START Records

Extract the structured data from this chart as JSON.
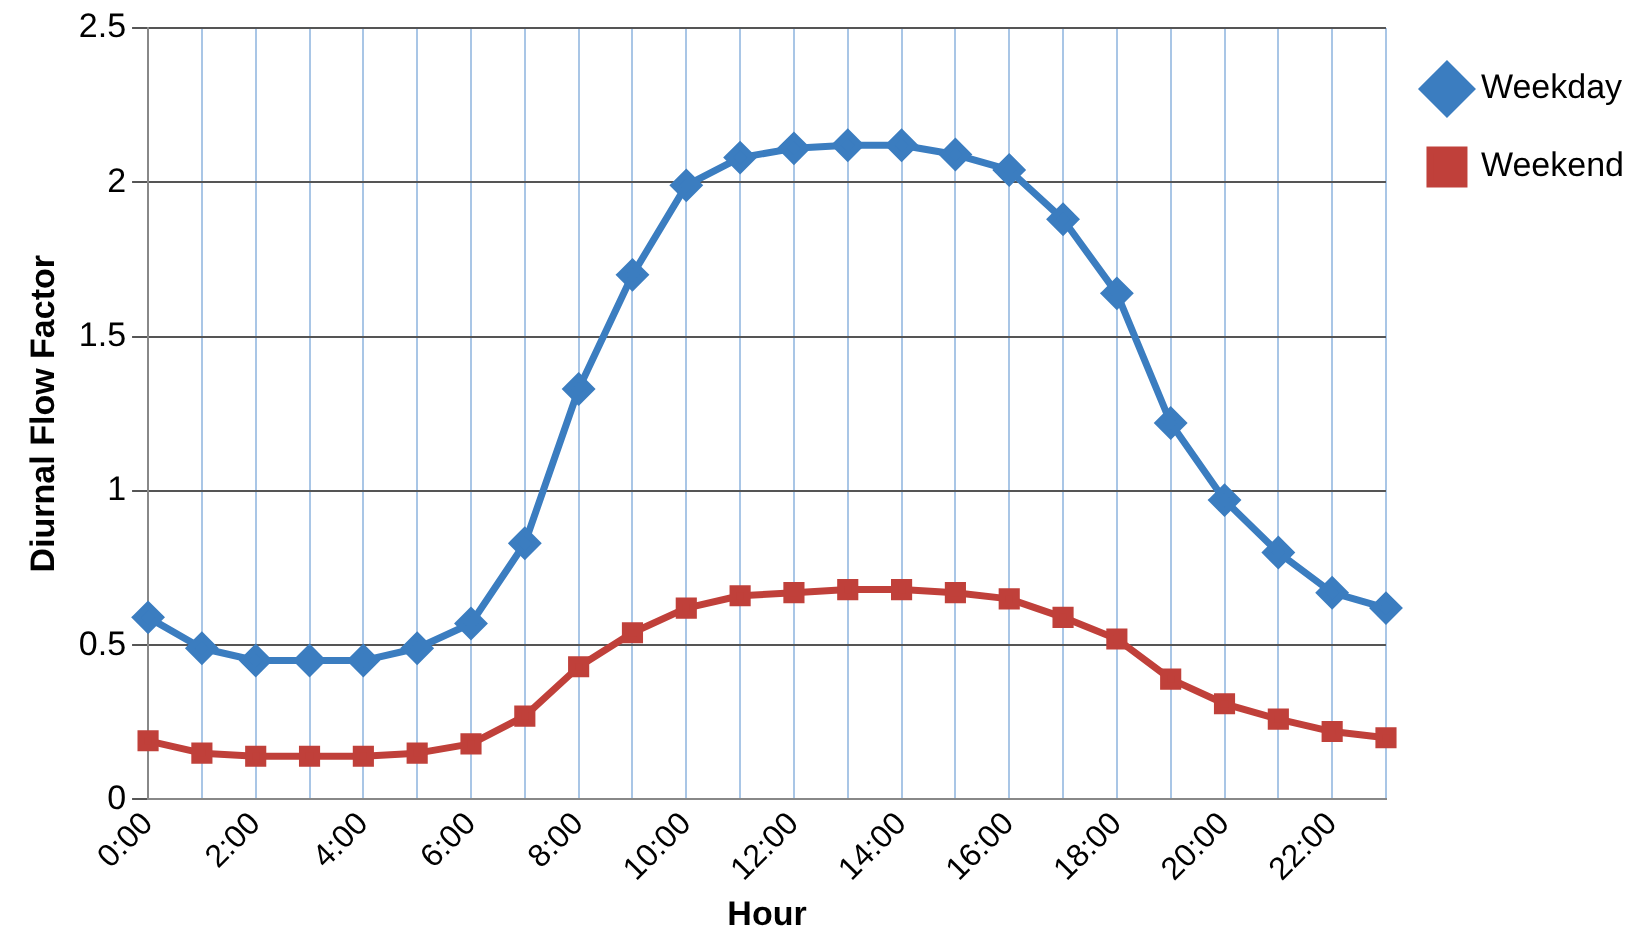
{
  "chart_data": {
    "type": "line",
    "xlabel": "Hour",
    "ylabel": "Diurnal Flow Factor",
    "categories": [
      "0:00",
      null,
      "2:00",
      null,
      "4:00",
      null,
      "6:00",
      null,
      "8:00",
      null,
      "10:00",
      null,
      "12:00",
      null,
      "14:00",
      null,
      "16:00",
      null,
      "18:00",
      null,
      "20:00",
      null,
      "22:00",
      null
    ],
    "series": [
      {
        "name": "Weekday",
        "color": "#3b7dc0",
        "marker": "diamond",
        "values": [
          0.59,
          0.49,
          0.45,
          0.45,
          0.45,
          0.49,
          0.57,
          0.83,
          1.33,
          1.7,
          1.99,
          2.08,
          2.11,
          2.12,
          2.12,
          2.09,
          2.04,
          1.88,
          1.64,
          1.22,
          0.97,
          0.8,
          0.67,
          0.62
        ]
      },
      {
        "name": "Weekend",
        "color": "#c0403a",
        "marker": "square",
        "values": [
          0.19,
          0.15,
          0.14,
          0.14,
          0.14,
          0.15,
          0.18,
          0.27,
          0.43,
          0.54,
          0.62,
          0.66,
          0.67,
          0.68,
          0.68,
          0.67,
          0.65,
          0.59,
          0.52,
          0.39,
          0.31,
          0.26,
          0.22,
          0.2
        ]
      }
    ],
    "ylim": [
      0,
      2.5
    ],
    "yticks": [
      0,
      0.5,
      1,
      1.5,
      2,
      2.5
    ],
    "grid": true,
    "legend": "right",
    "line_style": "solid"
  }
}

END Records

Written exercise: Repeat the data in full and exactly. Omit pictures.

Problem solution:
Extract the structured data from this chart as JSON.
{
  "chart_data": {
    "type": "line",
    "xlabel": "Hour",
    "ylabel": "Diurnal Flow Factor",
    "categories": [
      "0:00",
      null,
      "2:00",
      null,
      "4:00",
      null,
      "6:00",
      null,
      "8:00",
      null,
      "10:00",
      null,
      "12:00",
      null,
      "14:00",
      null,
      "16:00",
      null,
      "18:00",
      null,
      "20:00",
      null,
      "22:00",
      null
    ],
    "series": [
      {
        "name": "Weekday",
        "color": "#3b7dc0",
        "marker": "diamond",
        "values": [
          0.59,
          0.49,
          0.45,
          0.45,
          0.45,
          0.49,
          0.57,
          0.83,
          1.33,
          1.7,
          1.99,
          2.08,
          2.11,
          2.12,
          2.12,
          2.09,
          2.04,
          1.88,
          1.64,
          1.22,
          0.97,
          0.8,
          0.67,
          0.62
        ]
      },
      {
        "name": "Weekend",
        "color": "#c0403a",
        "marker": "square",
        "values": [
          0.19,
          0.15,
          0.14,
          0.14,
          0.14,
          0.15,
          0.18,
          0.27,
          0.43,
          0.54,
          0.62,
          0.66,
          0.67,
          0.68,
          0.68,
          0.67,
          0.65,
          0.59,
          0.52,
          0.39,
          0.31,
          0.26,
          0.22,
          0.2
        ]
      }
    ],
    "ylim": [
      0,
      2.5
    ],
    "yticks": [
      0,
      0.5,
      1,
      1.5,
      2,
      2.5
    ],
    "grid": true,
    "legend": "right",
    "line_style": "solid"
  }
}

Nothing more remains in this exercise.